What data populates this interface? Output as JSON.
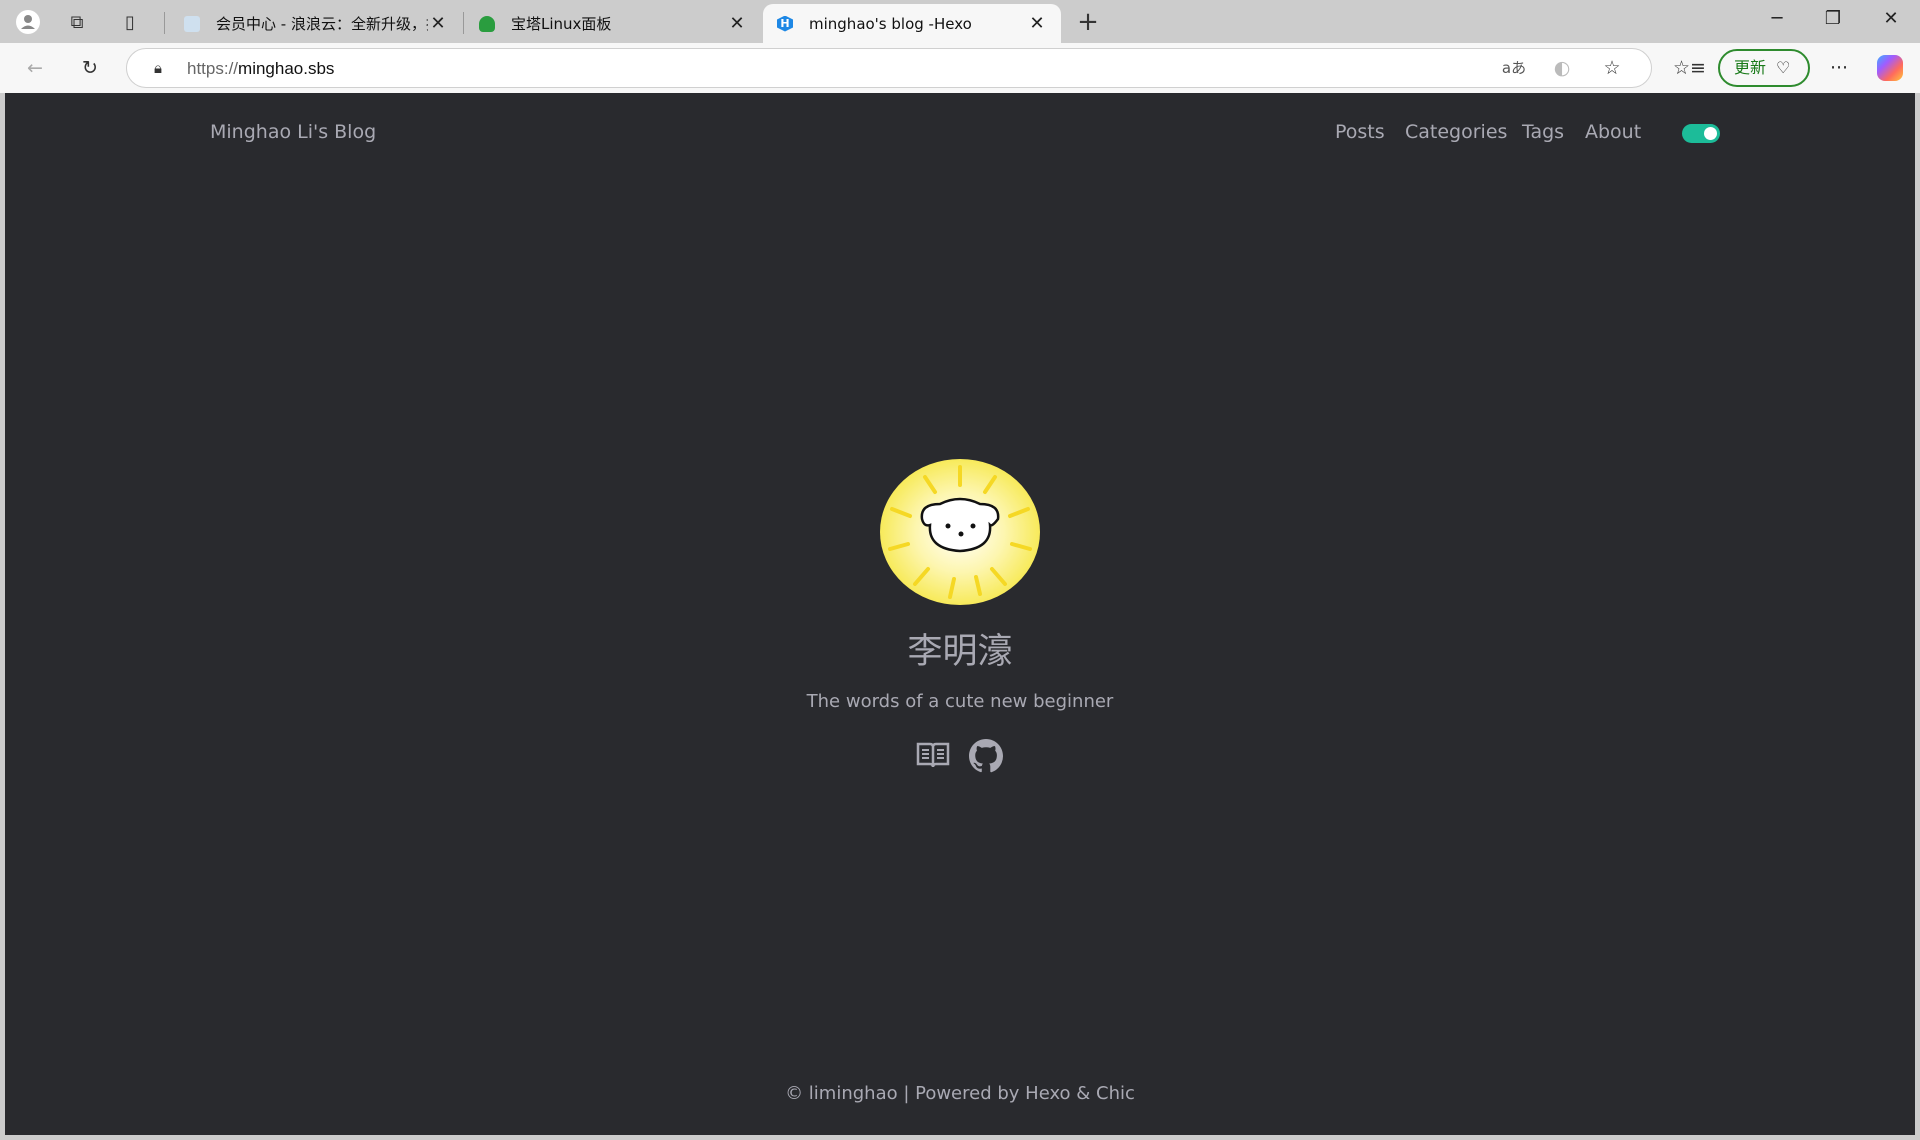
{
  "browser": {
    "tabs": [
      {
        "title": "会员中心 - 浪浪云：全新升级，提",
        "active": false
      },
      {
        "title": "宝塔Linux面板",
        "active": false
      },
      {
        "title": "minghao's blog -Hexo",
        "active": true
      }
    ],
    "url_scheme": "https://",
    "url_host": "minghao.sbs",
    "update_label": "更新"
  },
  "site": {
    "brand": "Minghao Li's Blog",
    "nav": [
      "Posts",
      "Categories",
      "Tags",
      "About"
    ],
    "theme_toggle_on": true,
    "accent_color": "#1cbc99",
    "background_color": "#292a2e",
    "text_color": "#a9a9b3"
  },
  "profile": {
    "name": "李明濠",
    "description": "The words of a cute new beginner",
    "social_icons": [
      "book-icon",
      "github-icon"
    ]
  },
  "footer": {
    "text": "© liminghao | Powered by Hexo & Chic"
  }
}
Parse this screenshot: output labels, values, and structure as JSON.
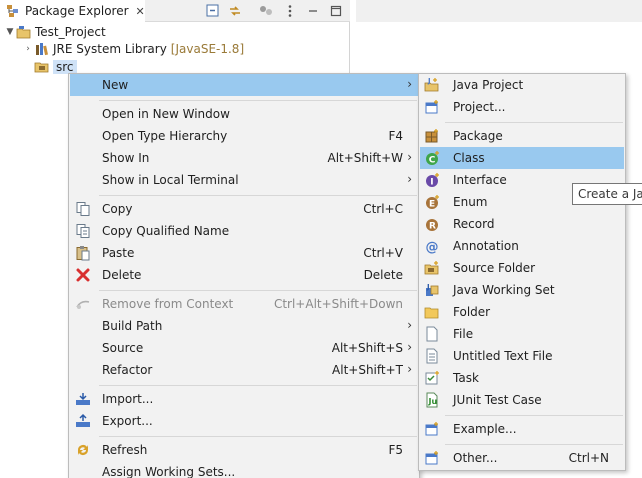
_ _ _
→ **WHAT YOU WILL DO**: Copy out the lines in which the string "JSON" appears.

→ **TASK OUTPUT**:
What data populates this interface? Output as JSON.
Parse this screenshot: output labels, values, and structure as JSON.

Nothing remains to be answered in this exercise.